* begin *

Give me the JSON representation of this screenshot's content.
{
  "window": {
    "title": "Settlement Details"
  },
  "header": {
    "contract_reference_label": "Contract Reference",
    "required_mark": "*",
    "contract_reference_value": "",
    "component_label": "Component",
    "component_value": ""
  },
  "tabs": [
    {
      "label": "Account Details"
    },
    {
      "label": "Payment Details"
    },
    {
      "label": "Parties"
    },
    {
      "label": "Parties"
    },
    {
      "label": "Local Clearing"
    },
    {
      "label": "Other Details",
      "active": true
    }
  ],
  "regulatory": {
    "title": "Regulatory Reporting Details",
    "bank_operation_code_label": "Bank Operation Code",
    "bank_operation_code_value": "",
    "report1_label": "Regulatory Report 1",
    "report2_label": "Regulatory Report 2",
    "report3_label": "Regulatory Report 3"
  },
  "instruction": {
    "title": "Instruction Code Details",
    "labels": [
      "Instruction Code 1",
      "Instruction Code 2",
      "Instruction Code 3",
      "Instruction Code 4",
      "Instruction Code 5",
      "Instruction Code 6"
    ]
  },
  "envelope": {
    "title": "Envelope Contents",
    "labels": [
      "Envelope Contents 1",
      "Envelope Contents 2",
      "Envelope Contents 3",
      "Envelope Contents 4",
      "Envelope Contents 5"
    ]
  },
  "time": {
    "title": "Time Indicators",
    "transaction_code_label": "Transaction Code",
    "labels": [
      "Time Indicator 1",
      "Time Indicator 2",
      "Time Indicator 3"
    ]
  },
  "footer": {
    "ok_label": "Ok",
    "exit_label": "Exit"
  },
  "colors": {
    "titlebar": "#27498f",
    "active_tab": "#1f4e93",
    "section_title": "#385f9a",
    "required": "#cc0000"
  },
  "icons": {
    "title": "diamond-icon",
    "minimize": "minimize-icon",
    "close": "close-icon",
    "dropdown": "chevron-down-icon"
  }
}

* end *

Aim of the task:
Extract every entry above as it appears.

Correct result:
Give me the JSON representation of this screenshot's content.
{
  "window": {
    "title": "Settlement Details"
  },
  "header": {
    "contract_reference_label": "Contract Reference",
    "required_mark": "*",
    "contract_reference_value": "",
    "component_label": "Component",
    "component_value": ""
  },
  "tabs": [
    {
      "label": "Account Details"
    },
    {
      "label": "Payment Details"
    },
    {
      "label": "Parties"
    },
    {
      "label": "Parties"
    },
    {
      "label": "Local Clearing"
    },
    {
      "label": "Other Details",
      "active": true
    }
  ],
  "regulatory": {
    "title": "Regulatory Reporting Details",
    "bank_operation_code_label": "Bank Operation Code",
    "bank_operation_code_value": "",
    "report1_label": "Regulatory Report 1",
    "report2_label": "Regulatory Report 2",
    "report3_label": "Regulatory Report 3"
  },
  "instruction": {
    "title": "Instruction Code Details",
    "labels": [
      "Instruction Code 1",
      "Instruction Code 2",
      "Instruction Code 3",
      "Instruction Code 4",
      "Instruction Code 5",
      "Instruction Code 6"
    ]
  },
  "envelope": {
    "title": "Envelope Contents",
    "labels": [
      "Envelope Contents 1",
      "Envelope Contents 2",
      "Envelope Contents 3",
      "Envelope Contents 4",
      "Envelope Contents 5"
    ]
  },
  "time": {
    "title": "Time Indicators",
    "transaction_code_label": "Transaction Code",
    "labels": [
      "Time Indicator 1",
      "Time Indicator 2",
      "Time Indicator 3"
    ]
  },
  "footer": {
    "ok_label": "Ok",
    "exit_label": "Exit"
  },
  "colors": {
    "titlebar": "#27498f",
    "active_tab": "#1f4e93",
    "section_title": "#385f9a",
    "required": "#cc0000"
  },
  "icons": {
    "title": "diamond-icon",
    "minimize": "minimize-icon",
    "close": "close-icon",
    "dropdown": "chevron-down-icon"
  }
}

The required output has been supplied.